[Excerpt from a dataset]
========

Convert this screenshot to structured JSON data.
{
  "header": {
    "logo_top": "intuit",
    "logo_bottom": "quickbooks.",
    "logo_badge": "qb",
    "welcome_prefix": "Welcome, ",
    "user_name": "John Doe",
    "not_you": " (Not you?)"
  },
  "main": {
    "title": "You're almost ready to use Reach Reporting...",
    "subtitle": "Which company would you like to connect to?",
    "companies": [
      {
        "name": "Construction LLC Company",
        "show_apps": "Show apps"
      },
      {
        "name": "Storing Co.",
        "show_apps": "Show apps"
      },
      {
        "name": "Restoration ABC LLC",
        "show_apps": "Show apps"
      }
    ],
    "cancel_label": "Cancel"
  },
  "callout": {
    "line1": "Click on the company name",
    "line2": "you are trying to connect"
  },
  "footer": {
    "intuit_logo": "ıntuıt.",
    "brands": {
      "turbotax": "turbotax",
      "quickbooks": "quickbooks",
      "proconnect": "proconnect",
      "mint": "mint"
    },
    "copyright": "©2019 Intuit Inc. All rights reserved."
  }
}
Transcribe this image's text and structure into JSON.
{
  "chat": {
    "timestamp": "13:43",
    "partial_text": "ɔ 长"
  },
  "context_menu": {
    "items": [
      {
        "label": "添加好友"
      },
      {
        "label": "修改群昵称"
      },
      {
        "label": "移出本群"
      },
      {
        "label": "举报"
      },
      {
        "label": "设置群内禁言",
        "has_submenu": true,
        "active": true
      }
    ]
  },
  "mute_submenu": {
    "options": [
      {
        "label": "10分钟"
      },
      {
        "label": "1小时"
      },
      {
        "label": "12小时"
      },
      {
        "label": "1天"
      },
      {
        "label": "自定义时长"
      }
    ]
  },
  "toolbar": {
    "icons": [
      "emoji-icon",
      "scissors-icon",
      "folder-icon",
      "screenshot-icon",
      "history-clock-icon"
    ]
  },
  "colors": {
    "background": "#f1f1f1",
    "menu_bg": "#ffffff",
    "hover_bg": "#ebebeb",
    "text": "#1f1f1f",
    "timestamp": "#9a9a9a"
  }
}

========

- **Problem to work on**
Quote every line from the line containing "Transcribe this image's" through the closing line of the listing, including both.

- **Result of this task**
Transcribe this image's text and structure into JSON.
{
  "chat": {
    "timestamp": "13:43",
    "partial_text": "ɔ 长"
  },
  "context_menu": {
    "items": [
      {
        "label": "添加好友"
      },
      {
        "label": "修改群昵称"
      },
      {
        "label": "移出本群"
      },
      {
        "label": "举报"
      },
      {
        "label": "设置群内禁言",
        "has_submenu": true,
        "active": true
      }
    ]
  },
  "mute_submenu": {
    "options": [
      {
        "label": "10分钟"
      },
      {
        "label": "1小时"
      },
      {
        "label": "12小时"
      },
      {
        "label": "1天"
      },
      {
        "label": "自定义时长"
      }
    ]
  },
  "toolbar": {
    "icons": [
      "emoji-icon",
      "scissors-icon",
      "folder-icon",
      "screenshot-icon",
      "history-clock-icon"
    ]
  },
  "colors": {
    "background": "#f1f1f1",
    "menu_bg": "#ffffff",
    "hover_bg": "#ebebeb",
    "text": "#1f1f1f",
    "timestamp": "#9a9a9a"
  }
}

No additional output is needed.